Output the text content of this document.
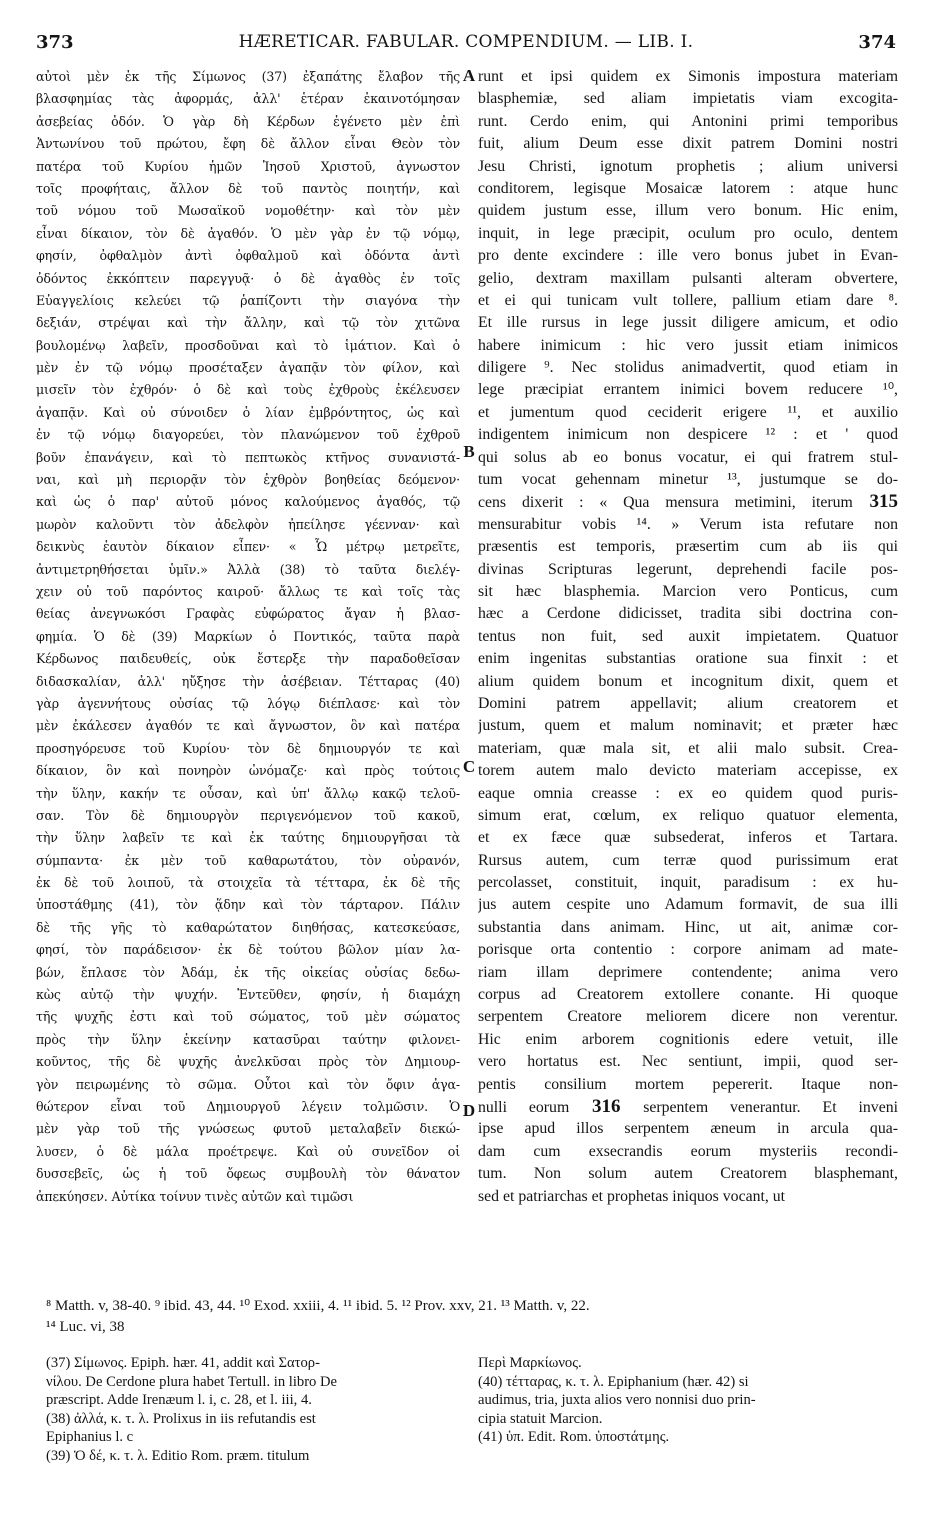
373	HÆRETICAR. FABULAR. COMPENDIUM. — LIB. I.	374
αὐτοὶ μὲν ἐκ τῆς Σίμωνος (37) ἐξαπάτης ἔλαβον τῆς
βλασφημίας τὰς ἀφορμάς, ἀλλ' ἑτέραν ἐκαινοτόμησαν
ἀσεβείας ὁδόν. Ὁ γὰρ δὴ Κέρδων ἐγένετο μὲν ἐπὶ
Ἀντωνίνου τοῦ πρώτου, ἔφη δὲ ἄλλον εἶναι Θεὸν τὸν
πατέρα τοῦ Κυρίου ἡμῶν Ἰησοῦ Χριστοῦ, ἀγνωστον
τοῖς προφήταις, ἄλλον δὲ τοῦ παντὸς ποιητήν, καὶ
τοῦ νόμου τοῦ Μωσαϊκοῦ νομοθέτην· καὶ τὸν μὲν
εἶναι δίκαιον, τὸν δὲ ἀγαθόν. Ὁ μὲν γὰρ ἐν τῷ νόμῳ,
φησίν, ὀφθαλμὸν ἀντὶ ὀφθαλμοῦ καὶ ὀδόντα ἀντὶ
ὀδόντος ἐκκόπτειν παρεγγυᾷ· ὁ δὲ ἀγαθὸς ἐν τοῖς
Εὐαγγελίοις κελεύει τῷ ῥαπίζοντι τὴν σιαγόνα τὴν
δεξιάν, στρέψαι καὶ τὴν ἄλλην, καὶ τῷ τὸν χιτῶνα
βουλομένῳ λαβεῖν, προσδοῦναι καὶ τὸ ἱμάτιον. Καὶ ὁ
μὲν ἐν τῷ νόμῳ προσέταξεν ἀγαπᾷν τὸν φίλον, καὶ
μισεῖν τὸν ἐχθρόν· ὁ δὲ καὶ τοὺς ἐχθροὺς ἐκέλευσεν
ἀγαπᾷν. Καὶ οὐ σύνοιδεν ὁ λίαν ἐμβρόντητος, ὡς καὶ
ἐν τῷ νόμῳ διαγορεύει, τὸν πλανώμενον τοῦ ἐχθροῦ
βοῦν ἐπανάγειν, καὶ τὸ πεπτωκὸς κτῆνος συνανιστά-
ναι, καὶ μὴ περιορᾷν τὸν ἐχθρὸν βοηθείας δεόμενον·
καὶ ὡς ὁ παρ' αὐτοῦ μόνος καλούμενος ἀγαθός, τῷ
μωρὸν καλοῦντι τὸν ἀδελφὸν ἠπείλησε γέενναν· καὶ
δεικνὺς ἑαυτὸν δίκαιον εἶπεν· « Ὧ μέτρῳ μετρεῖτε,
ἀντιμετρηθήσεται ὑμῖν.» Ἀλλὰ (38) τὸ ταῦτα διελέγ-
χειν οὐ τοῦ παρόντος καιροῦ· ἄλλως τε καὶ τοῖς τὰς
θείας ἀνεγνωκόσι Γραφὰς εὐφώρατος ἄγαν ἡ βλασ-
φημία. Ὁ δὲ (39) Μαρκίων ὁ Ποντικός, ταῦτα παρὰ
Κέρδωνος παιδευθείς, οὐκ ἔστερξε τὴν παραδοθεῖσαν
διδασκαλίαν, ἀλλ' ηὔξησε τὴν ἀσέβειαν. Τέτταρας (40)
γὰρ ἀγεννήτους οὐσίας τῷ λόγῳ διέπλασε· καὶ τὸν
μὲν ἐκάλεσεν ἀγαθόν τε καὶ ἄγνωστον, ὃν καὶ πατέρα
προσηγόρευσε τοῦ Κυρίου· τὸν δὲ δημιουργόν τε καὶ
δίκαιον, ὃν καὶ πονηρὸν ὠνόμαζε· καὶ πρὸς τούτοις
τὴν ὕλην, κακήν τε οὖσαν, καὶ ὑπ' ἄλλῳ κακῷ τελοῦ-
σαν. Τὸν δὲ δημιουργὸν περιγενόμενον τοῦ κακοῦ,
τὴν ὕλην λαβεῖν τε καὶ ἐκ ταύτης δημιουργῆσαι τὰ
σύμπαντα· ἐκ μὲν τοῦ καθαρωτάτου, τὸν οὐρανόν,
ἐκ δὲ τοῦ λοιποῦ, τὰ στοιχεῖα τὰ τέτταρα, ἐκ δὲ τῆς
ὑποστάθμης (41), τὸν ᾅδην καὶ τὸν τάρταρον. Πάλιν
δὲ τῆς γῆς τὸ καθαρώτατον διηθήσας, κατεσκεύασε,
φησί, τὸν παράδεισον· ἐκ δὲ τούτου βῶλον μίαν λα-
βών, ἔπλασε τὸν Ἀδάμ, ἐκ τῆς οἰκείας οὐσίας δεδω-
κὼς αὐτῷ τὴν ψυχήν. Ἐντεῦθεν, φησίν, ἡ διαμάχη
τῆς ψυχῆς ἐστι καὶ τοῦ σώματος, τοῦ μὲν σώματος
πρὸς τὴν ὕλην ἐκείνην κατασῦραι ταύτην φιλονει-
κοῦντος, τῆς δὲ ψυχῆς ἀνελκῦσαι πρὸς τὸν Δημιουρ-
γὸν πειρωμένης τὸ σῶμα. Οὗτοι καὶ τὸν ὄφιν ἀγα-
θώτερον εἶναι τοῦ Δημιουργοῦ λέγειν τολμῶσιν. Ὁ
μὲν γὰρ τοῦ τῆς γνώσεως φυτοῦ μεταλαβεῖν διεκώ-
λυσεν, ὁ δὲ μάλα προέτρεψε. Καὶ οὐ συνεῖδον οἱ
δυσσεβεῖς, ὡς ἡ τοῦ ὄφεως συμβουλὴ τὸν θάνατον
ἀπεκύησεν. Αὐτίκα τοίνυν τινὲς αὐτῶν καὶ τιμῶσι
runt et ipsi quidem ex Simonis impostura materiam
blasphemiæ, sed aliam impietatis viam excogita-
runt. Cerdo enim, qui Antonini primi temporibus
fuit, alium Deum esse dixit patrem Domini nostri
Jesu Christi, ignotum prophetis ; alium universi
conditorem, legisque Mosaicæ latorem : atque hunc
quidem justum esse, illum vero bonum. Hic enim,
inquit, in lege præcipit, oculum pro oculo, dentem
pro dente excindere : ille vero bonus jubet in Evan-
gelio, dextram maxillam pulsanti alteram obvertere,
et ei qui tunicam vult tollere, pallium etiam dare ⁸.
Et ille rursus in lege jussit diligere amicum, et odio
habere inimicum : hic vero jussit etiam inimicos
diligere ⁹. Nec stolidus animadvertit, quod etiam in
lege præcipiat errantem inimici bovem reducere ¹⁰,
et jumentum quod ceciderit erigere ¹¹, et auxilio
indigentem inimicum non despicere ¹² : et ' quod
qui solus ab eo bonus vocatur, ei qui fratrem stul-
tum vocat gehennam minetur ¹³, justumque se do-
cens dixerit : « Qua mensura metimini, iterum 315
mensurabitur vobis ¹⁴. » Verum ista refutare non
præsentis est temporis, præsertim cum ab iis qui
divinas Scripturas legerunt, deprehendi facile pos-
sit hæc blasphemia. Marcion vero Ponticus, cum
hæc a Cerdone didicisset, tradita sibi doctrina con-
tentus non fuit, sed auxit impietatem. Quatuor
enim ingenitas substantias oratione sua finxit : et
alium quidem bonum et incognitum dixit, quem et
Domini patrem appellavit; alium creatorem et
justum, quem et malum nominavit; et præter hæc
materiam, quæ mala sit, et alii malo subsit. Crea-
torem autem malo devicto materiam accepisse, ex
eaque omnia creasse : ex eo quidem quod puris-
simum erat, cœlum, ex reliquo quatuor elementa,
et ex fæce quæ subsederat, inferos et Tartara.
Rursus autem, cum terræ quod purissimum erat
percolasset, constituit, inquit, paradisum : ex hu-
jus autem cespite uno Adamum formavit, de sua illi
substantia dans animam. Hinc, ut ait, animæ cor-
porisque orta contentio : corpore animam ad mate-
riam illam deprimere contendente; anima vero
corpus ad Creatorem extollere conante. Hi quoque
serpentem Creatore meliorem dicere non verentur.
Hic enim arborem cognitionis edere vetuit, ille
vero hortatus est. Nec sentiunt, impii, quod ser-
pentis consilium mortem pepererit. Itaque non-
nulli eorum 316 serpentem venerantur. Et inveni
ipse apud illos serpentem æneum in arcula qua-
dam cum exsecrandis eorum mysteriis recondi-
tum. Non solum autem Creatorem blasphemant,
sed et patriarchas et prophetas iniquos vocant, ut
A
B
C
D
⁸ Matth. v, 38-40. ⁹ ibid. 43, 44. ¹⁰ Exod. xxiii, 4. ¹¹ ibid. 5. ¹² Prov. xxv, 21. ¹³ Matth. v, 22.
¹⁴ Luc. vi, 38
(37) Σίμωνος. Epiph. hær. 41, addit καὶ Σατορ-
νίλου. De Cerdone plura habet Tertull. in libro De
præscript. Adde Irenæum l. i, c. 28, et l. iii, 4.
(38) ἀλλά, κ. τ. λ. Prolixus in iis refutandis est
Epiphanius l. c
(39) Ὁ δέ, κ. τ. λ. Editio Rom. præm. titulum
Περὶ Μαρκίωνος.
(40) τέτταρας, κ. τ. λ. Epiphanium (hær. 42) si
audimus, tria, juxta alios vero nonnisi duo prin-
cipia statuit Marcion.
(41) ὑπ. Edit. Rom. ὑποστάτμης.
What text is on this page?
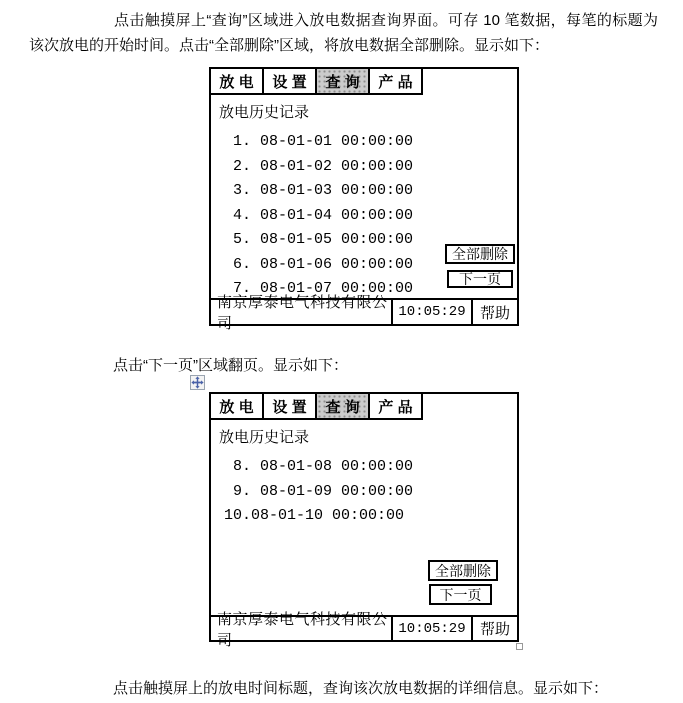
点击触摸屏上“查询”区域进入放电数据查询界面。可存 10 笔数据，每笔的标题为该次放电的开始时间。点击“全部删除”区域，将放电数据全部删除。显示如下：
放 电	设 置	查 询	产 品
放电历史记录
1. 08-01-01 00:00:00
2. 08-01-02 00:00:00
3. 08-01-03 00:00:00
4. 08-01-04 00:00:00
5. 08-01-05 00:00:00
6. 08-01-06 00:00:00
7. 08-01-07 00:00:00
全部删除
下一页
南京厚泰电气科技有限公司
10:05:29 帮助
点击“下一页”区域翻页。显示如下：
放 电	设 置	查 询	产 品
放电历史记录
8. 08-01-08 00:00:00
9. 08-01-09 00:00:00
10.08-01-10 00:00:00
全部删除
下一页
南京厚泰电气科技有限公司
10:05:29 帮助
点击触摸屏上的放电时间标题，查询该次放电数据的详细信息。显示如下：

* _TO DO_
Choose all lines containing the string "ὕλην" and copy them out.

* _RESULT OF THE EXERCISE_
τὴν ὕλην, κακήν τε οὖσαν, καὶ ὑπ' ἄλλῳ κακῷ τελοῦ-
τὴν ὕλην λαβεῖν τε καὶ ἐκ ταύτης δημιουργῆσαι τὰ
πρὸς τὴν ὕλην ἐκείνην κατασῦραι ταύτην φιλονει-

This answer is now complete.